• What to do:
Gather all lines from the material that contain the word "Auflage".

Data entries:
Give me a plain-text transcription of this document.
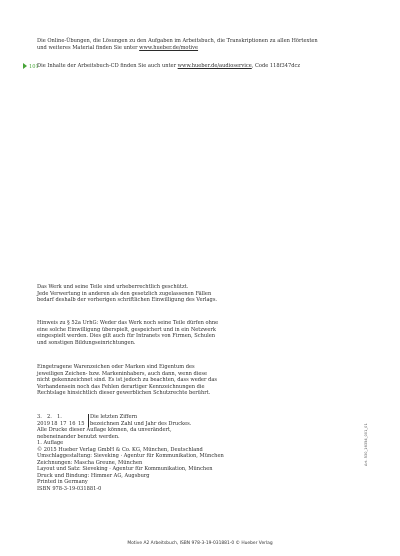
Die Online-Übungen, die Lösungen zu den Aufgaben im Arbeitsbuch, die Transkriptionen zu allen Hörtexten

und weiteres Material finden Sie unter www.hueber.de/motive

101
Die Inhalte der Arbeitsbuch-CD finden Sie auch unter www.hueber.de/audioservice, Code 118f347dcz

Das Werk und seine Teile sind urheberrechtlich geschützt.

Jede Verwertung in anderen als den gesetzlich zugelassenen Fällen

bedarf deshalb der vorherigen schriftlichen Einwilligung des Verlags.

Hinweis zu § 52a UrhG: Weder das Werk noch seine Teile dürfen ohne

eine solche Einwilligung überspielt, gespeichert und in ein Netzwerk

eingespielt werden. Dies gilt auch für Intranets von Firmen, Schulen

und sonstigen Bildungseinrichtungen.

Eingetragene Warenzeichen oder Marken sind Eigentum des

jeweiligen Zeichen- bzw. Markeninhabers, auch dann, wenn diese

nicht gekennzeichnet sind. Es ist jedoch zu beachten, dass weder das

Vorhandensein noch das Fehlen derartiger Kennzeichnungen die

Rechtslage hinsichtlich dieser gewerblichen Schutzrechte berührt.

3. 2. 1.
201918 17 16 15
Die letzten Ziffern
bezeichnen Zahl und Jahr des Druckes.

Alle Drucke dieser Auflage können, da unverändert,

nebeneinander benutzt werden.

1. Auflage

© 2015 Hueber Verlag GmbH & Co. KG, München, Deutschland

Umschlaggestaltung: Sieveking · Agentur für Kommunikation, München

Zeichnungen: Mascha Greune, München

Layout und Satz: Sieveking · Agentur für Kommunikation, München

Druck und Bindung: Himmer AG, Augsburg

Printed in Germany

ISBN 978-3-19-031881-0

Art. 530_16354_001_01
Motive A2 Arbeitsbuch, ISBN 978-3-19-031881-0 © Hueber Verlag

• Result of the task:
Alle Drucke dieser Auflage können, da unverändert,
1. Auflage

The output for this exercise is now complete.